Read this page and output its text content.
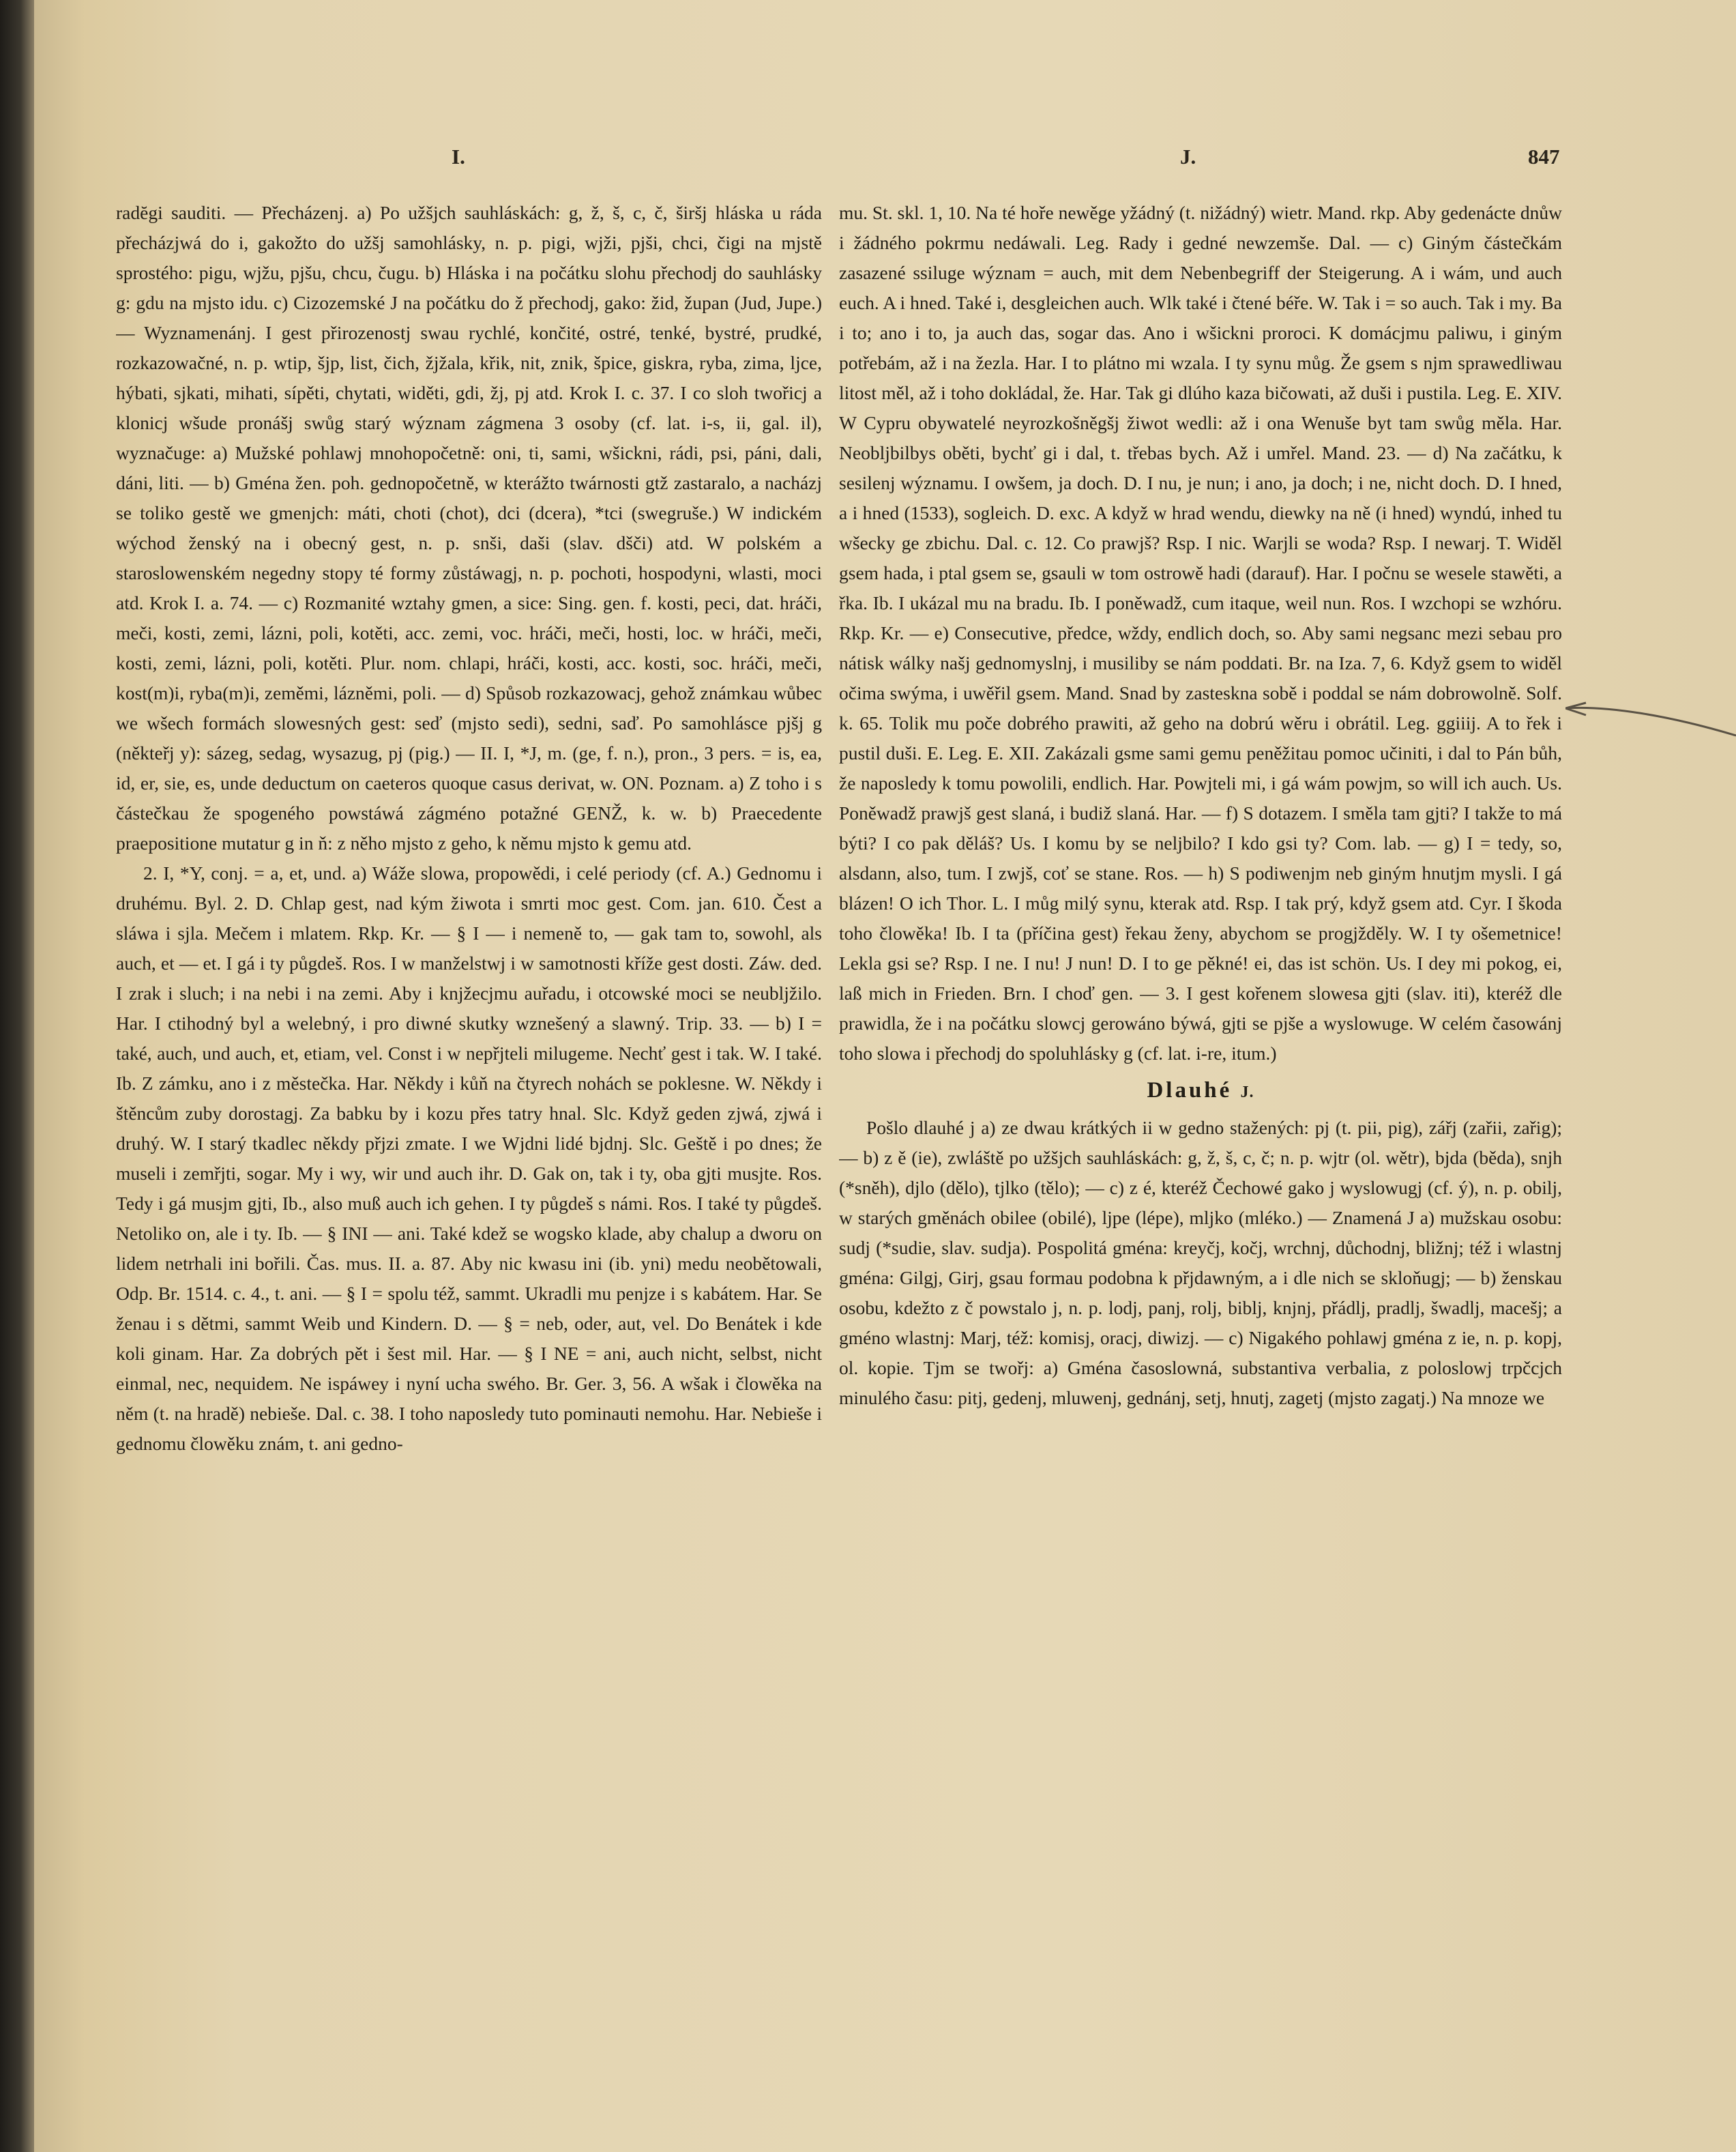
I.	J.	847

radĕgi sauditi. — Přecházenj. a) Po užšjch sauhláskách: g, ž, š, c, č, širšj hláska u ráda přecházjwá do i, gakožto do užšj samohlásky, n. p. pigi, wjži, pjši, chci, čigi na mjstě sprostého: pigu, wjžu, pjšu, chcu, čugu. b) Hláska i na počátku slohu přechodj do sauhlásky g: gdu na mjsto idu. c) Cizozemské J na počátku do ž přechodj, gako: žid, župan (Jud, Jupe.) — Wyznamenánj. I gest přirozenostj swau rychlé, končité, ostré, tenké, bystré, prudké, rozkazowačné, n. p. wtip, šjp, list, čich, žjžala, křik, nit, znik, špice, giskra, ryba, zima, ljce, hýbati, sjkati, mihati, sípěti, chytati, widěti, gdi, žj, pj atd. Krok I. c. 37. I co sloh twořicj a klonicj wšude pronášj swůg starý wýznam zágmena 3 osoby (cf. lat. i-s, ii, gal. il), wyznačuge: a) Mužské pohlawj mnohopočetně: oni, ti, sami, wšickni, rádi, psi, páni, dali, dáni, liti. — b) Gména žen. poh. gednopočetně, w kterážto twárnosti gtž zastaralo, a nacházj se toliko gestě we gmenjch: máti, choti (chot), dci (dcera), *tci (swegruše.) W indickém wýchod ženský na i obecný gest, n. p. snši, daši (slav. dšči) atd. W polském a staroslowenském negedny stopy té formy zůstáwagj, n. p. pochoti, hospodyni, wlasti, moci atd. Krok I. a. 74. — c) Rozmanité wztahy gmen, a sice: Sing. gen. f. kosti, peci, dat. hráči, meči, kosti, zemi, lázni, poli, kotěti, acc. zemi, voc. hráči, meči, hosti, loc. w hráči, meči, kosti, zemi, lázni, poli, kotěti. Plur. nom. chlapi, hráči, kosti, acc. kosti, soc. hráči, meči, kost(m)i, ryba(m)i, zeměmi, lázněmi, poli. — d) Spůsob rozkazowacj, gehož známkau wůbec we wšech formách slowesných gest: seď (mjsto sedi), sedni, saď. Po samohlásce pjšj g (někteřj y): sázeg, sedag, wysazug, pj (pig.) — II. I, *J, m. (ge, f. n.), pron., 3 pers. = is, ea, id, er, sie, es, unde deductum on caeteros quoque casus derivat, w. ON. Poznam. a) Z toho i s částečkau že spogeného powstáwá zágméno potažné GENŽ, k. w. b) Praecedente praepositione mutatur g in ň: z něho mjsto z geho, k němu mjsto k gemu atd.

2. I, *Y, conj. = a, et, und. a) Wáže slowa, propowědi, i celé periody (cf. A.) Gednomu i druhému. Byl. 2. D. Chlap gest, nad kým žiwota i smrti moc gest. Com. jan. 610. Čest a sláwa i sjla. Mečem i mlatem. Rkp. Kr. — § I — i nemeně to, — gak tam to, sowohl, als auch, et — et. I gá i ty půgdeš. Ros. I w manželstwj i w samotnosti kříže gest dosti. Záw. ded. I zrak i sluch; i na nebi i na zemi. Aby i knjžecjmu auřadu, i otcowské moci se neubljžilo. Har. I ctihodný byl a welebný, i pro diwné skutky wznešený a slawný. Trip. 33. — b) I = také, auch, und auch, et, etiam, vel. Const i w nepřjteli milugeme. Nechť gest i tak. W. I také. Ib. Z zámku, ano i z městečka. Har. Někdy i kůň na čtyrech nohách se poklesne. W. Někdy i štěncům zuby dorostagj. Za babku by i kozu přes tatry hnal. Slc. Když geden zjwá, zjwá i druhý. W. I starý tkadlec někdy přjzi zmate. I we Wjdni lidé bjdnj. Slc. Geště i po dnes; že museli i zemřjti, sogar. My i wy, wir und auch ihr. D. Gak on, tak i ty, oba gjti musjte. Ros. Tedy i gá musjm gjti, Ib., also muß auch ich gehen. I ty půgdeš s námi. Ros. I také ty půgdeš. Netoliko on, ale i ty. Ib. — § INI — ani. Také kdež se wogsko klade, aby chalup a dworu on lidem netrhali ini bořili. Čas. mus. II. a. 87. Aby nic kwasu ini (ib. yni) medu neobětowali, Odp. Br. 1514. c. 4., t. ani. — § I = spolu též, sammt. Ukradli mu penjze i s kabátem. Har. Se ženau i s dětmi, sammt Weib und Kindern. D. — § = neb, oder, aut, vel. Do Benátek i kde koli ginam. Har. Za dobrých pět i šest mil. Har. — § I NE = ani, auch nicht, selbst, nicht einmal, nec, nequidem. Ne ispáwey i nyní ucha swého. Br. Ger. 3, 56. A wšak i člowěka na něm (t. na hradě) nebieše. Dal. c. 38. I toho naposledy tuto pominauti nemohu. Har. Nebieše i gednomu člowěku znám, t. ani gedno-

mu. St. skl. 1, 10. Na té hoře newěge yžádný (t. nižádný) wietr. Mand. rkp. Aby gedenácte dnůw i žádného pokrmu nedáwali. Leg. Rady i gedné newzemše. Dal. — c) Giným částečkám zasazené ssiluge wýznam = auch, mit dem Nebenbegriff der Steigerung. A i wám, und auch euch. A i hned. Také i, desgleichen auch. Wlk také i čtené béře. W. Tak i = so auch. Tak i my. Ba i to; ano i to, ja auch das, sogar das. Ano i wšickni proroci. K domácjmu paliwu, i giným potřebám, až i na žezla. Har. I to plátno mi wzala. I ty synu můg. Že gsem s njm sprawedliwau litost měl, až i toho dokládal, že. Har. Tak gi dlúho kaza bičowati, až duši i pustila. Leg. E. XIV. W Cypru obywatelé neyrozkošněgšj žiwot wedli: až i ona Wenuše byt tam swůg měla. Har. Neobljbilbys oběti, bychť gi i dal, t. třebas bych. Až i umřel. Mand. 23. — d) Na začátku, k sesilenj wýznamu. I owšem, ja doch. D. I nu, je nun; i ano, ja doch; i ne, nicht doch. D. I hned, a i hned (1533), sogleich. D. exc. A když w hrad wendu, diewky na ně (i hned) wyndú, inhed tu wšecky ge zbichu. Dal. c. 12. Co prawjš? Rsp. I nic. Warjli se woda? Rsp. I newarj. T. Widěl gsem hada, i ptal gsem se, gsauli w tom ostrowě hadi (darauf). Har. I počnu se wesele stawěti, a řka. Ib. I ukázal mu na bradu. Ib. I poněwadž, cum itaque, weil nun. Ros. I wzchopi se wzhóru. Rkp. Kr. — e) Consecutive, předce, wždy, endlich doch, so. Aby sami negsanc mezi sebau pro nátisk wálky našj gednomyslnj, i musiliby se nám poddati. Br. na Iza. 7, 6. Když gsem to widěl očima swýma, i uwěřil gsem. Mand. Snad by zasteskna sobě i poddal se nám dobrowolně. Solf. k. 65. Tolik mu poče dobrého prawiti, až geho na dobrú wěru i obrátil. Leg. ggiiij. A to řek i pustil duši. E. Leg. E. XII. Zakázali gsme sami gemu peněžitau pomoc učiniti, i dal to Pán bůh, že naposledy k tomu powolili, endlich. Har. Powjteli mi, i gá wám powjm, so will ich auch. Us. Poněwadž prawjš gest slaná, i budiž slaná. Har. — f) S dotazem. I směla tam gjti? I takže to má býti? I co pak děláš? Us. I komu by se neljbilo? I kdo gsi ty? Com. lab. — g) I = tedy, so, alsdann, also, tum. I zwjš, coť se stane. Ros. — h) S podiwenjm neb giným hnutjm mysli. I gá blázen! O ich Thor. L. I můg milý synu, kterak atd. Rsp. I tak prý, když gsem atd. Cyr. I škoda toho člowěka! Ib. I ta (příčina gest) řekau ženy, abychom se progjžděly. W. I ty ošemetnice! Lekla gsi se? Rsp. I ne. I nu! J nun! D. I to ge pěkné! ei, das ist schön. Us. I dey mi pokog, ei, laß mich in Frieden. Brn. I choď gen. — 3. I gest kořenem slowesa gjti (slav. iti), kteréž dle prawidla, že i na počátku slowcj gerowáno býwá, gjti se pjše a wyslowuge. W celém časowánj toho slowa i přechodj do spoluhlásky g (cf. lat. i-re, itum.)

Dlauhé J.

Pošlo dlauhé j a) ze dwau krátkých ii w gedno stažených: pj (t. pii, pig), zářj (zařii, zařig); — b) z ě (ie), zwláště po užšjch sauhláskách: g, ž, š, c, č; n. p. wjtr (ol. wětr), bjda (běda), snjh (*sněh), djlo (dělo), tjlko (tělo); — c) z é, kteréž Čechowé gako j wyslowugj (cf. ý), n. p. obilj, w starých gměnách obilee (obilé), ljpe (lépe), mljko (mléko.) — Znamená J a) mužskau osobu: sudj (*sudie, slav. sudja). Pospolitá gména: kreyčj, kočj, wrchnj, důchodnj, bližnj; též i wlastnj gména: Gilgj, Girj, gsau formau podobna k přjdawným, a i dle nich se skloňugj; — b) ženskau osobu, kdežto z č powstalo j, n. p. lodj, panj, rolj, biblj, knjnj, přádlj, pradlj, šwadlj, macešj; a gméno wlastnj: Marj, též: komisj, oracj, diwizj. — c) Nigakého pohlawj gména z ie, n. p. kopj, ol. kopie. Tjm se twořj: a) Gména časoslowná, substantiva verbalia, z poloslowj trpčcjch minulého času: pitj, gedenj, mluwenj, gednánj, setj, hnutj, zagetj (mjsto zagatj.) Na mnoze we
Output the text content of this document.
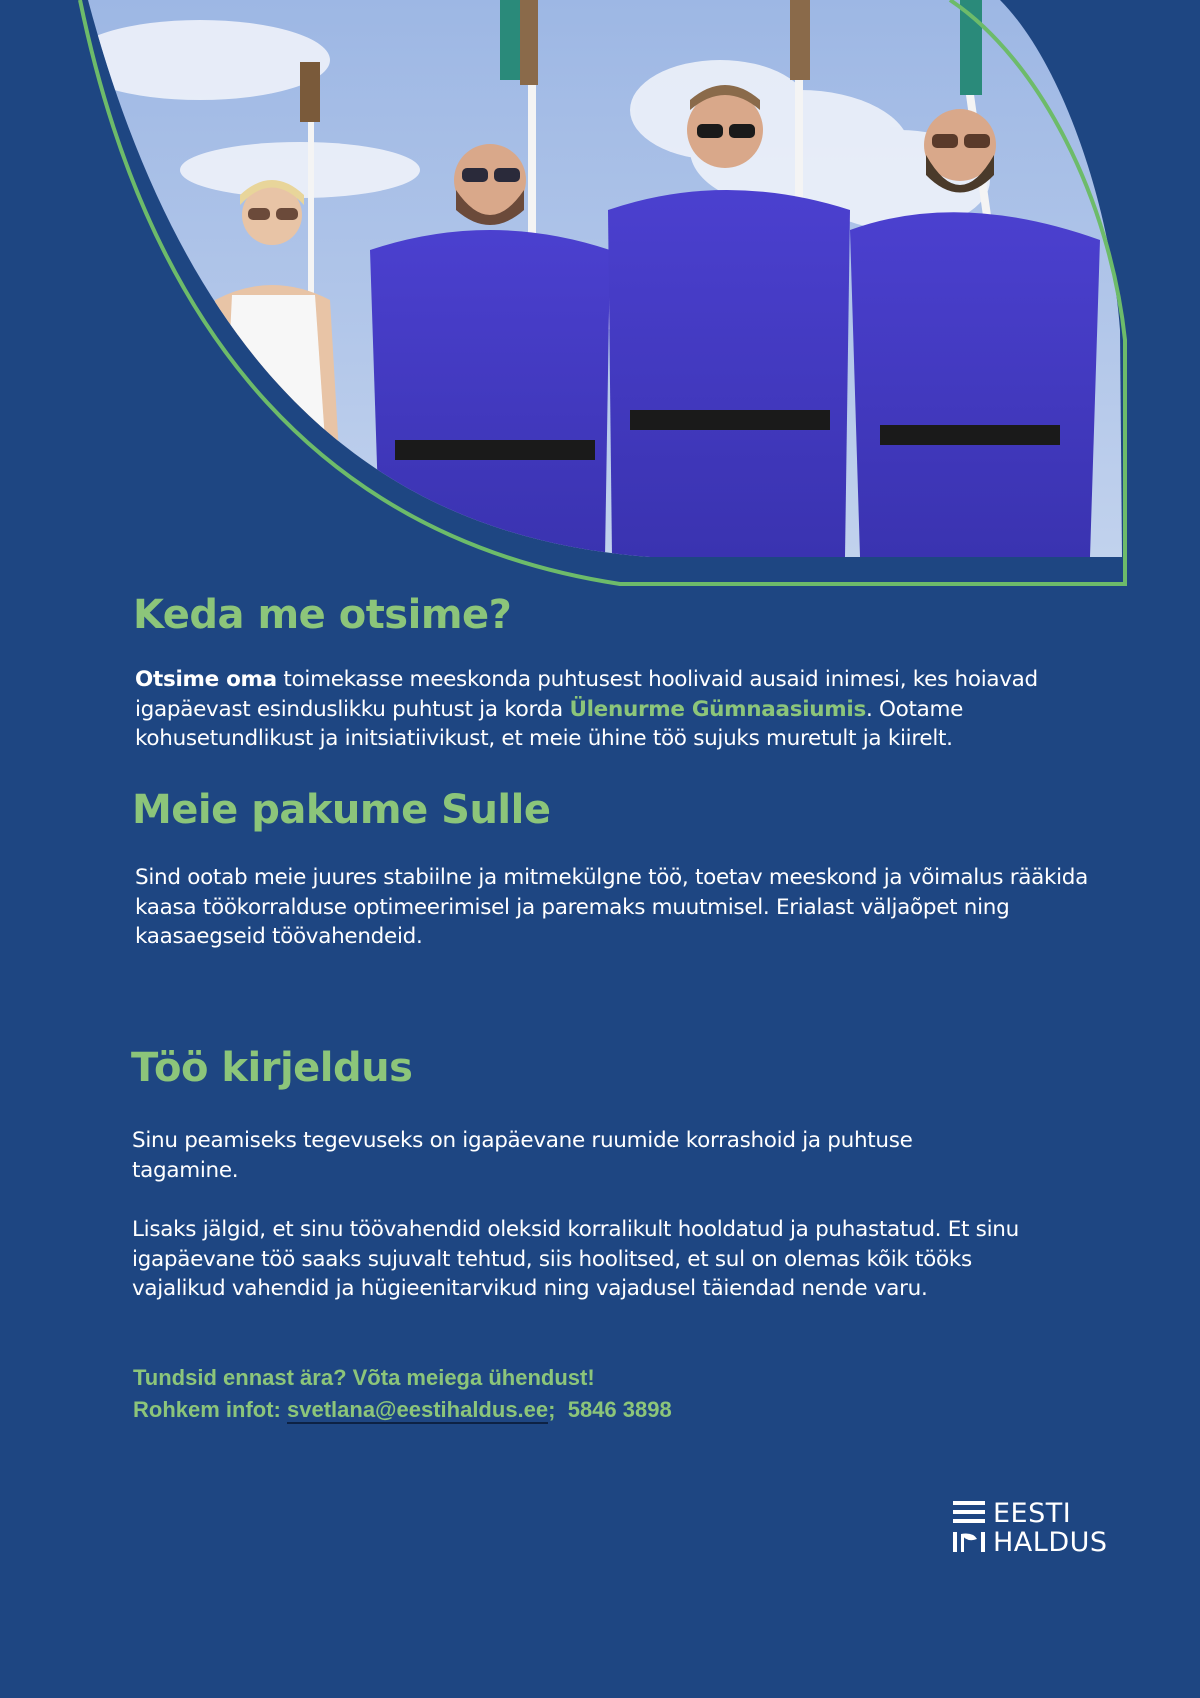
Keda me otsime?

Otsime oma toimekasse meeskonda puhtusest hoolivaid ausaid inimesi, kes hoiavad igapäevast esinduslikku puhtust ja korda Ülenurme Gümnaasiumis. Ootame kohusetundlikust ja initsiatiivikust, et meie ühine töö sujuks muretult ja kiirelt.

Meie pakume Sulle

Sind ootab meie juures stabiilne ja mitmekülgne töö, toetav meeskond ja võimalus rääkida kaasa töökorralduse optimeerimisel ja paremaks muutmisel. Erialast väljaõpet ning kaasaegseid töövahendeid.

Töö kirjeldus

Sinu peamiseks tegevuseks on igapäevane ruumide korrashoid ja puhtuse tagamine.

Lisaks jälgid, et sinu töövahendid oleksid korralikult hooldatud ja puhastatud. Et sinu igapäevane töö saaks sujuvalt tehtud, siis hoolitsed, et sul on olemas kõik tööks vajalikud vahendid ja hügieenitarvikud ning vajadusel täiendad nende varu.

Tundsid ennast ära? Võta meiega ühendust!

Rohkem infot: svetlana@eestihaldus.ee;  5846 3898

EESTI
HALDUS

- [Work required]: Tally how many lines in the material above hold the word "ning". Write only that number.

- [Correct answer]: 2